Repeat all the material exactly; pictures stay out of your copy.

──────────────────────────────

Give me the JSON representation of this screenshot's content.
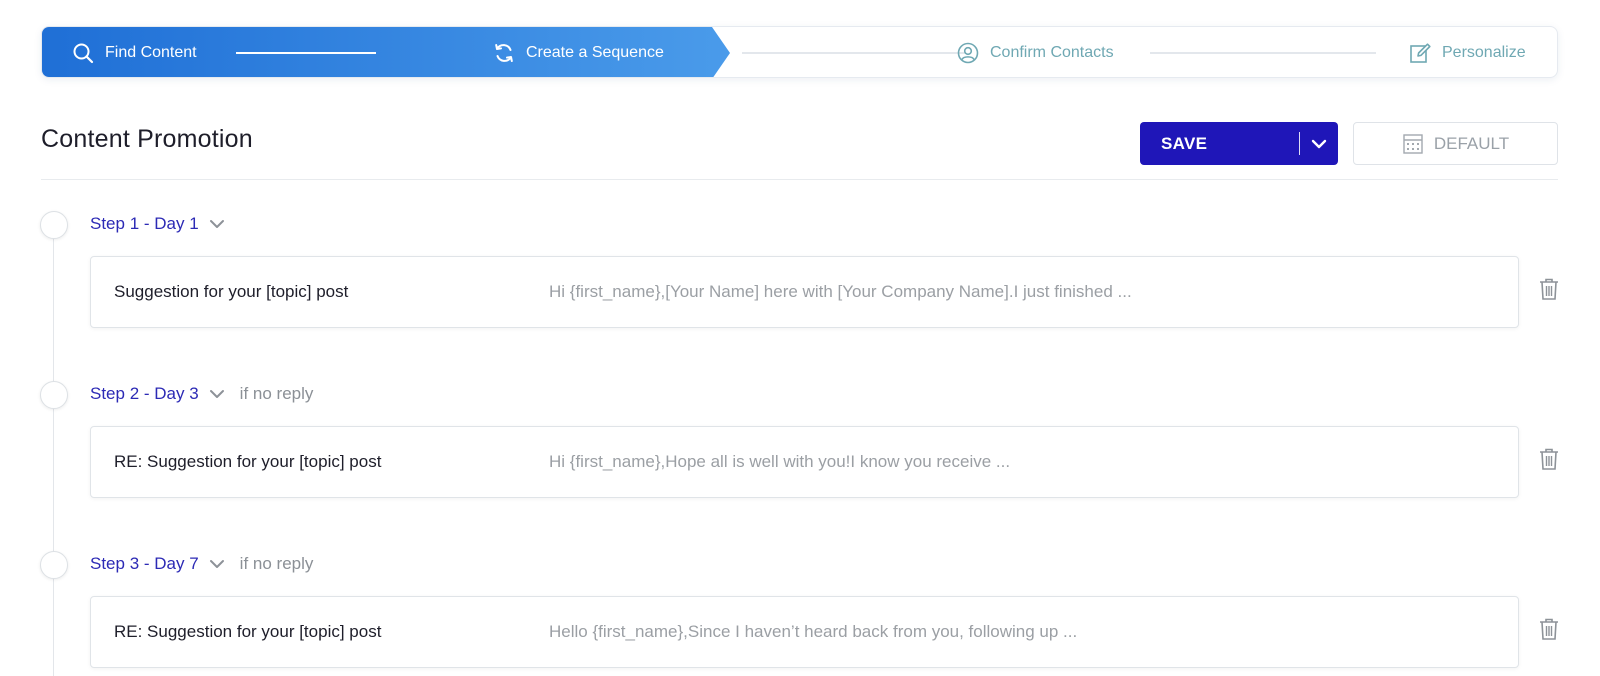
{
  "stepper": {
    "steps": [
      {
        "label": "Find Content",
        "icon": "search-icon",
        "state": "done"
      },
      {
        "label": "Create a Sequence",
        "icon": "refresh-icon",
        "state": "current"
      },
      {
        "label": "Confirm Contacts",
        "icon": "user-circle-icon",
        "state": "todo"
      },
      {
        "label": "Personalize",
        "icon": "edit-icon",
        "state": "todo"
      }
    ],
    "colors": {
      "active_start": "#1f6fd6",
      "active_end": "#4a9bea",
      "todo_text": "#6fa8b3"
    }
  },
  "header": {
    "title": "Content Promotion",
    "save_label": "SAVE",
    "default_label": "DEFAULT"
  },
  "sequence": {
    "steps": [
      {
        "label": "Step 1 - Day 1",
        "condition": "",
        "subject": "Suggestion for your [topic] post",
        "preview": "Hi {first_name},[Your Name] here with [Your Company Name].I just finished ..."
      },
      {
        "label": "Step 2 - Day 3",
        "condition": "if no reply",
        "subject": "RE: Suggestion for your [topic] post",
        "preview": "Hi {first_name},Hope all is well with you!I know you receive ..."
      },
      {
        "label": "Step 3 - Day 7",
        "condition": "if no reply",
        "subject": "RE: Suggestion for your [topic] post",
        "preview": "Hello {first_name},Since I haven’t heard back from you, following up ..."
      }
    ]
  },
  "colors": {
    "accent": "#1f16b8",
    "step_link": "#2c2ab5"
  }
}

──────────────────────────────

COMPLETE RESPONSE:
Give me the JSON representation of this screenshot's content.
{
  "stepper": {
    "steps": [
      {
        "label": "Find Content",
        "icon": "search-icon",
        "state": "done"
      },
      {
        "label": "Create a Sequence",
        "icon": "refresh-icon",
        "state": "current"
      },
      {
        "label": "Confirm Contacts",
        "icon": "user-circle-icon",
        "state": "todo"
      },
      {
        "label": "Personalize",
        "icon": "edit-icon",
        "state": "todo"
      }
    ],
    "colors": {
      "active_start": "#1f6fd6",
      "active_end": "#4a9bea",
      "todo_text": "#6fa8b3"
    }
  },
  "header": {
    "title": "Content Promotion",
    "save_label": "SAVE",
    "default_label": "DEFAULT"
  },
  "sequence": {
    "steps": [
      {
        "label": "Step 1 - Day 1",
        "condition": "",
        "subject": "Suggestion for your [topic] post",
        "preview": "Hi {first_name},[Your Name] here with [Your Company Name].I just finished ..."
      },
      {
        "label": "Step 2 - Day 3",
        "condition": "if no reply",
        "subject": "RE: Suggestion for your [topic] post",
        "preview": "Hi {first_name},Hope all is well with you!I know you receive ..."
      },
      {
        "label": "Step 3 - Day 7",
        "condition": "if no reply",
        "subject": "RE: Suggestion for your [topic] post",
        "preview": "Hello {first_name},Since I haven’t heard back from you, following up ..."
      }
    ]
  },
  "colors": {
    "accent": "#1f16b8",
    "step_link": "#2c2ab5"
  }
}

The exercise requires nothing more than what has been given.